**WHAT IS BEING ASKED**
Copy, from the entries below, each line where the word "entered" can be found.

[begin STORED RECORDS]

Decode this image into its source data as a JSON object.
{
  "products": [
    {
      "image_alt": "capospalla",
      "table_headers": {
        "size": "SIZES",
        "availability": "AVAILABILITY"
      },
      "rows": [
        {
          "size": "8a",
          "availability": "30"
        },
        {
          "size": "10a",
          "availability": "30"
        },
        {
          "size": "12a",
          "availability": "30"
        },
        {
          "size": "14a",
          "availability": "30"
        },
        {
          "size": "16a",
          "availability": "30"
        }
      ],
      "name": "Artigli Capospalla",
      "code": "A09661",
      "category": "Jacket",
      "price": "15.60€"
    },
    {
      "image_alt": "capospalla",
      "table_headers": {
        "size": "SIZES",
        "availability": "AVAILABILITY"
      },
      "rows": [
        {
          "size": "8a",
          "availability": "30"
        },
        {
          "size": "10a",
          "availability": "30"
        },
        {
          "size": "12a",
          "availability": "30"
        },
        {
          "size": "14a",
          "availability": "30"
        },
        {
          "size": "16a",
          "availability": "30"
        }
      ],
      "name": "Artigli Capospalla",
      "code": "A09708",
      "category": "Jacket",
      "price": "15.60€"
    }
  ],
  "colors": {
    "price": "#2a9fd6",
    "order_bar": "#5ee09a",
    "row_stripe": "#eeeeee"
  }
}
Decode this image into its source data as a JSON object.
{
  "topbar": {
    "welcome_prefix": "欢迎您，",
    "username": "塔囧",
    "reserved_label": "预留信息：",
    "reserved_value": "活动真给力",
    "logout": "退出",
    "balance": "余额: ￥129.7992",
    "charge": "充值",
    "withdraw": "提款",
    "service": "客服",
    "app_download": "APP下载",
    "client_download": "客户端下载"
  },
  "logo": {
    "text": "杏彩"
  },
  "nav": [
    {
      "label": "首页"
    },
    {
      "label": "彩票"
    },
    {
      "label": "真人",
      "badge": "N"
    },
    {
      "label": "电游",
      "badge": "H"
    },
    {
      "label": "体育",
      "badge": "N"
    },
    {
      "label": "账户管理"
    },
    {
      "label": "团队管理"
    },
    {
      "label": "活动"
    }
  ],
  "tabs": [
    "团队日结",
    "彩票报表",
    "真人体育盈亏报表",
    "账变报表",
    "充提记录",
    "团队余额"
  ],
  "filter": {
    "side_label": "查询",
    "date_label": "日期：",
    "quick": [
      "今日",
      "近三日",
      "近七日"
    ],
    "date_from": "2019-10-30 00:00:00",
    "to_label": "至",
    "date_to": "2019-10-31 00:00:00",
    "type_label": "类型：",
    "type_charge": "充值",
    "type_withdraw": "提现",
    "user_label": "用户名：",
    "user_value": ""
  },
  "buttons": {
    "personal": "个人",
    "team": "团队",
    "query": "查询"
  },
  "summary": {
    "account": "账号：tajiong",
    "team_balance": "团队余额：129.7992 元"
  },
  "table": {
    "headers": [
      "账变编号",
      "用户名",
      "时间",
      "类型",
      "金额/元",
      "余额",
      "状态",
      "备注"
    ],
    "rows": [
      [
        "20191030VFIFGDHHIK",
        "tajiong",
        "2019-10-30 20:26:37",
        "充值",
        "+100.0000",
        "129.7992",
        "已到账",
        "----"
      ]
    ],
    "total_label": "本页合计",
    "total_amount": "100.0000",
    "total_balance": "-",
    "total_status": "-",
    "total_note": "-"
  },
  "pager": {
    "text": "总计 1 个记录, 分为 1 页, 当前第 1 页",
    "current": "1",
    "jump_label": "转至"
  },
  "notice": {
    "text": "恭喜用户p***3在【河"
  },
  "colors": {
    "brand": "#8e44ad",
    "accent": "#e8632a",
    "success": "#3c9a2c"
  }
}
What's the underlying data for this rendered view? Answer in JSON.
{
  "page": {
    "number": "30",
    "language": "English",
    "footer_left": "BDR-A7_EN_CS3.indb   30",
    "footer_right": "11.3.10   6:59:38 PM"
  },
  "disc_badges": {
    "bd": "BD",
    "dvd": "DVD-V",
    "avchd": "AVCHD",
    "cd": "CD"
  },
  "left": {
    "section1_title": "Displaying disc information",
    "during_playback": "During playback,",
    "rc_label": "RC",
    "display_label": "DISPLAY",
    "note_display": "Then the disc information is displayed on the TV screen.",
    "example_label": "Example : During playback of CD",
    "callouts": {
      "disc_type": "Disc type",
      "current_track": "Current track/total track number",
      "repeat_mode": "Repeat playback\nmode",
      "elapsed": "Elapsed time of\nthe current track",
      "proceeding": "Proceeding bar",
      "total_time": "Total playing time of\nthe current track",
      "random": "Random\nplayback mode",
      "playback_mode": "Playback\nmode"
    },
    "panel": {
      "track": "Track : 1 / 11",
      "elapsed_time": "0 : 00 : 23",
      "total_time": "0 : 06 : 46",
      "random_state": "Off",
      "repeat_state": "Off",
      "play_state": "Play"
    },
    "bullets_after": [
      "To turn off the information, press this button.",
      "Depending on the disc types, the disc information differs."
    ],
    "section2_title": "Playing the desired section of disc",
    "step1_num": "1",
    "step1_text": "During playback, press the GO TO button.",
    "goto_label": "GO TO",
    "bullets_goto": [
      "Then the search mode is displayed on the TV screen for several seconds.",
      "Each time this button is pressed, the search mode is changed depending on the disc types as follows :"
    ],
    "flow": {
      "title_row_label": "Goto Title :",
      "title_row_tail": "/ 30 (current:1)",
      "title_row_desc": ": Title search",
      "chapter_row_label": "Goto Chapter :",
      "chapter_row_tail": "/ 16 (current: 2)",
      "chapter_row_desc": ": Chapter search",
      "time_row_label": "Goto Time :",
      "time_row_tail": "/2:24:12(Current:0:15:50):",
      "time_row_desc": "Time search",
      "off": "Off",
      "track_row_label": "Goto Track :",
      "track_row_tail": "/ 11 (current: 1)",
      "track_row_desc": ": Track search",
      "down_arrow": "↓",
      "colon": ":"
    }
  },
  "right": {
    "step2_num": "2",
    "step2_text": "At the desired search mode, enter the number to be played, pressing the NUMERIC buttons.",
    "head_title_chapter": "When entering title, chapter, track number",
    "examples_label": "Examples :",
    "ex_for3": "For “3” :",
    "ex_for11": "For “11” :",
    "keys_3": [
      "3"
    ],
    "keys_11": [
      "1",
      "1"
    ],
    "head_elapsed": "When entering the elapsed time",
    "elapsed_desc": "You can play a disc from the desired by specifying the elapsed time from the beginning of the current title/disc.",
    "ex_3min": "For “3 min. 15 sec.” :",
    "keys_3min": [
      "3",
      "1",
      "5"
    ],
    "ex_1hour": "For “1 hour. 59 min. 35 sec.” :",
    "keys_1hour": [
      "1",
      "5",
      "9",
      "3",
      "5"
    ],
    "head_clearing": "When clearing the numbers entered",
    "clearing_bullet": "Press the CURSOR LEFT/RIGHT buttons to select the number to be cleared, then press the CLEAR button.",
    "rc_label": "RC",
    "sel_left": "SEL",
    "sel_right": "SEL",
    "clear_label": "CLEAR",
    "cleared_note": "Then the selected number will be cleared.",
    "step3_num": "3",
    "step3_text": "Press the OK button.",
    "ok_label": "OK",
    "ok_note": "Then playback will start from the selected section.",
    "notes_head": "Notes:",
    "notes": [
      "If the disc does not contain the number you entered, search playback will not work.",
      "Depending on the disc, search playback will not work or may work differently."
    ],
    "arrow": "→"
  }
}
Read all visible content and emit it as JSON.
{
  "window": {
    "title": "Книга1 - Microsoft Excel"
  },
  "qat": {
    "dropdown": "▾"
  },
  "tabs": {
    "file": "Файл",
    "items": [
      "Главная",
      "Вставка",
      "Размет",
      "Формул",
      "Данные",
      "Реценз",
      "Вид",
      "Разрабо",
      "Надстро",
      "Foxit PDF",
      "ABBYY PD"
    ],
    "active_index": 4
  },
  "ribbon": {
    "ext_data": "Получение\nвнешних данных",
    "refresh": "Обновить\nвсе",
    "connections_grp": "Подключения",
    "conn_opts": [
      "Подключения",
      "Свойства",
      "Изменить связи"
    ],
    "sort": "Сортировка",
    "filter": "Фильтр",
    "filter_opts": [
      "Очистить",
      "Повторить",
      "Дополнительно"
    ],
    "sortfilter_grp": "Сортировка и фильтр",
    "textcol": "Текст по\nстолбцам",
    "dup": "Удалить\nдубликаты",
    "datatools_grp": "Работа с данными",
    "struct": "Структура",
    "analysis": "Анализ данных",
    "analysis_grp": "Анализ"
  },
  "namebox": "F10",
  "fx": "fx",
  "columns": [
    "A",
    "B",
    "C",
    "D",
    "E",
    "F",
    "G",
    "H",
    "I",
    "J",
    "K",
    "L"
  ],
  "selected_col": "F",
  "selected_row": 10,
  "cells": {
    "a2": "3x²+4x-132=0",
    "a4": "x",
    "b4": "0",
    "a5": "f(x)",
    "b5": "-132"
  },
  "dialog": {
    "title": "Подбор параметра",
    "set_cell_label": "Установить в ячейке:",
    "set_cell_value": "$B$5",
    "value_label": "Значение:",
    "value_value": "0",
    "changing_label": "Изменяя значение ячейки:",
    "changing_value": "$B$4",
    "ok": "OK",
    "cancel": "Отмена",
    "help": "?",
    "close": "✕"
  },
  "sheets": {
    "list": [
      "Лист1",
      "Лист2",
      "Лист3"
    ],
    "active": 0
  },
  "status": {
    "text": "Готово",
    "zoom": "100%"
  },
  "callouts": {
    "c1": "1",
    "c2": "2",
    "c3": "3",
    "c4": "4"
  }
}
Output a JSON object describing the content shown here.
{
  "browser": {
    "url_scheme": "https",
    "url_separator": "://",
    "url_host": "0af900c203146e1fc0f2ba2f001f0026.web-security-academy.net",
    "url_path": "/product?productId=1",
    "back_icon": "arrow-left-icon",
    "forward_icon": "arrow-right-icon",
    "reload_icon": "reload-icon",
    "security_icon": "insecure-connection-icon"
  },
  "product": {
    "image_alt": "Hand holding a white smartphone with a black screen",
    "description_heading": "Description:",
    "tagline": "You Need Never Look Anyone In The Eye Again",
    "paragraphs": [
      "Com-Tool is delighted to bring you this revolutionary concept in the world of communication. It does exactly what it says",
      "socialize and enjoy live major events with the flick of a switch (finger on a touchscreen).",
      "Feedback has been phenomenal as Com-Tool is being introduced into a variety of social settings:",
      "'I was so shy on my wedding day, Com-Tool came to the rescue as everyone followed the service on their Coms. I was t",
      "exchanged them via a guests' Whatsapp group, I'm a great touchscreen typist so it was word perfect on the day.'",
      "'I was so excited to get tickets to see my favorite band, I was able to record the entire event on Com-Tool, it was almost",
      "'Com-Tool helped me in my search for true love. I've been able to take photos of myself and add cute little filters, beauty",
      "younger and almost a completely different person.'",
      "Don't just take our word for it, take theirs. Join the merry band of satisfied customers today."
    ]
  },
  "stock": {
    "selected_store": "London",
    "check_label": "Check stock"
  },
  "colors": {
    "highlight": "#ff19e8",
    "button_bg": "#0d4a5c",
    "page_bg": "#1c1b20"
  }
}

[end STORED RECORDS]

**SOLUTION FOR THIS PROBLEM**
    "head_clearing": "When clearing the numbers entered",
      "If the disc does not contain the number you entered, search playback will not work.",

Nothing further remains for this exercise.